> **What to work on**: An exact reproduction of the records is required, with all images left out.
[BEGIN Stored rows]
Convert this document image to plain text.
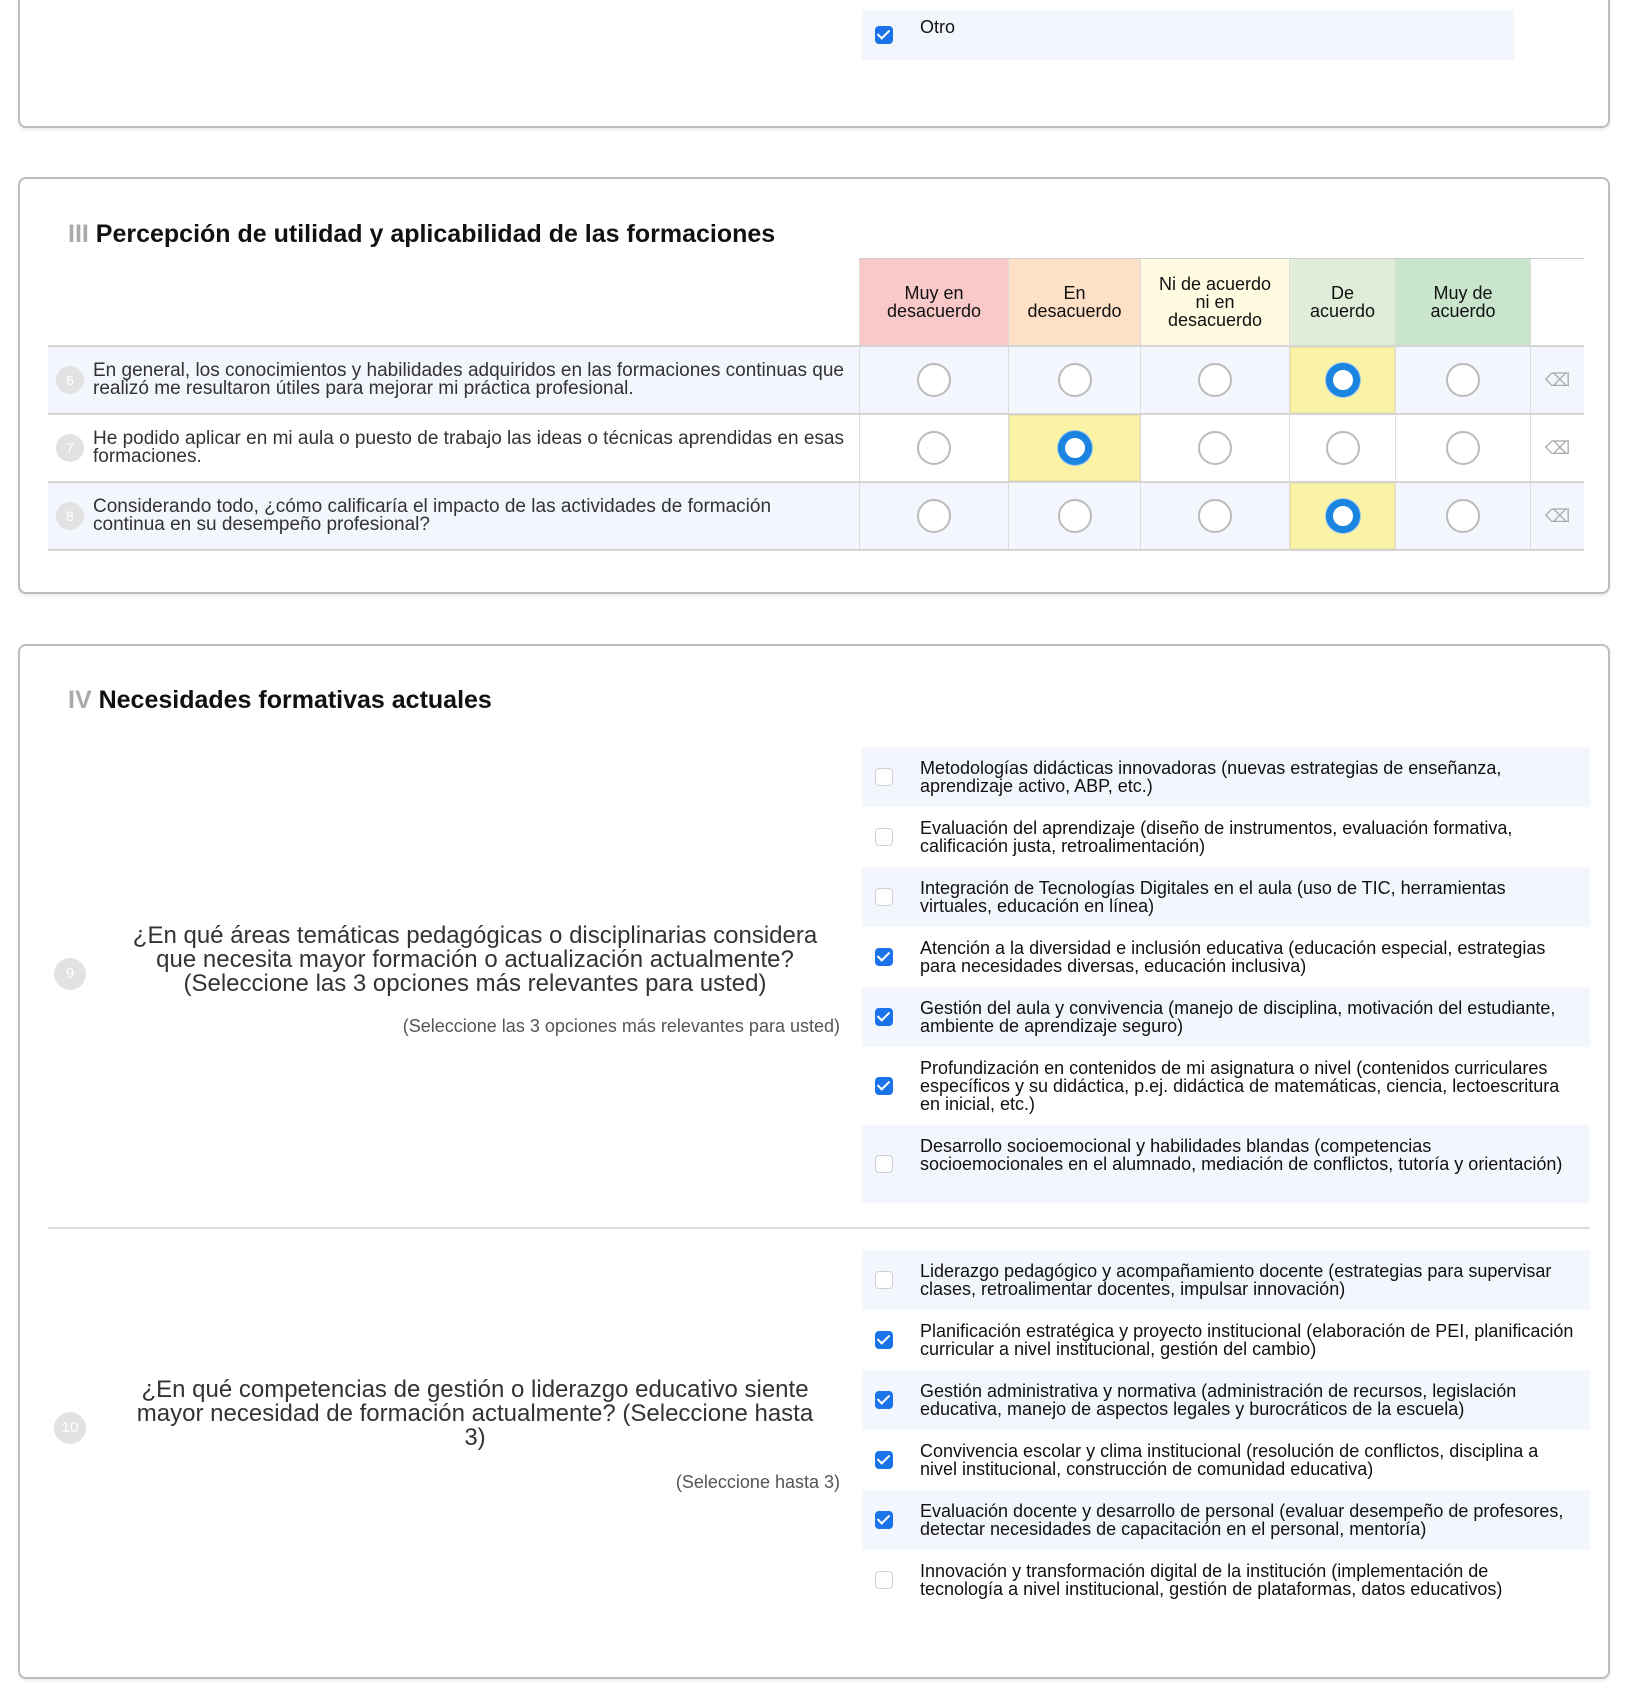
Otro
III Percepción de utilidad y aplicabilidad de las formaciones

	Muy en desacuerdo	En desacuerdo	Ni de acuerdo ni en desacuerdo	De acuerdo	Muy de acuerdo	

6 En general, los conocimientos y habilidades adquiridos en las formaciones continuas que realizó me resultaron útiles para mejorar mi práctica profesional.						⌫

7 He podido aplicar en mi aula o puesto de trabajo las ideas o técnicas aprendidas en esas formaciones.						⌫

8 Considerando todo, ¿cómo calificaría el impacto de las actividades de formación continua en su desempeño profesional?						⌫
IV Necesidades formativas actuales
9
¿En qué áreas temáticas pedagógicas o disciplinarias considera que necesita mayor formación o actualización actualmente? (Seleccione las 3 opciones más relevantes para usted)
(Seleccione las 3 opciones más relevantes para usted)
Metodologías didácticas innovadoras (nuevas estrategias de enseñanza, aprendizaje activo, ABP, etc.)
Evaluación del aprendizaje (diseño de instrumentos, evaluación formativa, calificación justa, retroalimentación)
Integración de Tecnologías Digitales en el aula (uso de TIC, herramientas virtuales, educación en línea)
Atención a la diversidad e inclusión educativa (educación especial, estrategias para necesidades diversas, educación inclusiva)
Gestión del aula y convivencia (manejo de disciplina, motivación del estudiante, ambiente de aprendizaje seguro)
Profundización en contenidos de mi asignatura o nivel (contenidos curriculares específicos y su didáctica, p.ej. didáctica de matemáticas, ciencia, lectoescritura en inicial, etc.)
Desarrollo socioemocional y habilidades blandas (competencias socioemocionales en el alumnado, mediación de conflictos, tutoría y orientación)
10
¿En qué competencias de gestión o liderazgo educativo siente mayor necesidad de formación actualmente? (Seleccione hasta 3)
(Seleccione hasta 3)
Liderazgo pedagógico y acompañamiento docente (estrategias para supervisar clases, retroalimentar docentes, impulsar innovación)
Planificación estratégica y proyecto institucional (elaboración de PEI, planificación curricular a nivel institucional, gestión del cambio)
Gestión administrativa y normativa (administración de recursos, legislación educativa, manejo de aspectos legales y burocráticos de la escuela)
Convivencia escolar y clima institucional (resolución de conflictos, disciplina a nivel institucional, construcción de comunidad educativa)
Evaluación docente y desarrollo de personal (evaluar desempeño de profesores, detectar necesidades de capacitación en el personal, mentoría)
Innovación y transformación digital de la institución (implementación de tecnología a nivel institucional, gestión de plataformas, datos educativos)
[END Stored rows]
> **Reply to the task**:
Convert this document image to plain text.
Otro
III Percepción de utilidad y aplicabilidad de las formaciones

	Muy en desacuerdo	En desacuerdo	Ni de acuerdo ni en desacuerdo	De acuerdo	Muy de acuerdo	

6 En general, los conocimientos y habilidades adquiridos en las formaciones continuas que realizó me resultaron útiles para mejorar mi práctica profesional.						⌫

7 He podido aplicar en mi aula o puesto de trabajo las ideas o técnicas aprendidas en esas formaciones.						⌫

8 Considerando todo, ¿cómo calificaría el impacto de las actividades de formación continua en su desempeño profesional?						⌫
IV Necesidades formativas actuales
9
¿En qué áreas temáticas pedagógicas o disciplinarias considera que necesita mayor formación o actualización actualmente? (Seleccione las 3 opciones más relevantes para usted)
(Seleccione las 3 opciones más relevantes para usted)
Metodologías didácticas innovadoras (nuevas estrategias de enseñanza, aprendizaje activo, ABP, etc.)
Evaluación del aprendizaje (diseño de instrumentos, evaluación formativa, calificación justa, retroalimentación)
Integración de Tecnologías Digitales en el aula (uso de TIC, herramientas virtuales, educación en línea)
Atención a la diversidad e inclusión educativa (educación especial, estrategias para necesidades diversas, educación inclusiva)
Gestión del aula y convivencia (manejo de disciplina, motivación del estudiante, ambiente de aprendizaje seguro)
Profundización en contenidos de mi asignatura o nivel (contenidos curriculares específicos y su didáctica, p.ej. didáctica de matemáticas, ciencia, lectoescritura en inicial, etc.)
Desarrollo socioemocional y habilidades blandas (competencias socioemocionales en el alumnado, mediación de conflictos, tutoría y orientación)
10
¿En qué competencias de gestión o liderazgo educativo siente mayor necesidad de formación actualmente? (Seleccione hasta 3)
(Seleccione hasta 3)
Liderazgo pedagógico y acompañamiento docente (estrategias para supervisar clases, retroalimentar docentes, impulsar innovación)
Planificación estratégica y proyecto institucional (elaboración de PEI, planificación curricular a nivel institucional, gestión del cambio)
Gestión administrativa y normativa (administración de recursos, legislación educativa, manejo de aspectos legales y burocráticos de la escuela)
Convivencia escolar y clima institucional (resolución de conflictos, disciplina a nivel institucional, construcción de comunidad educativa)
Evaluación docente y desarrollo de personal (evaluar desempeño de profesores, detectar necesidades de capacitación en el personal, mentoría)
Innovación y transformación digital de la institución (implementación de tecnología a nivel institucional, gestión de plataformas, datos educativos)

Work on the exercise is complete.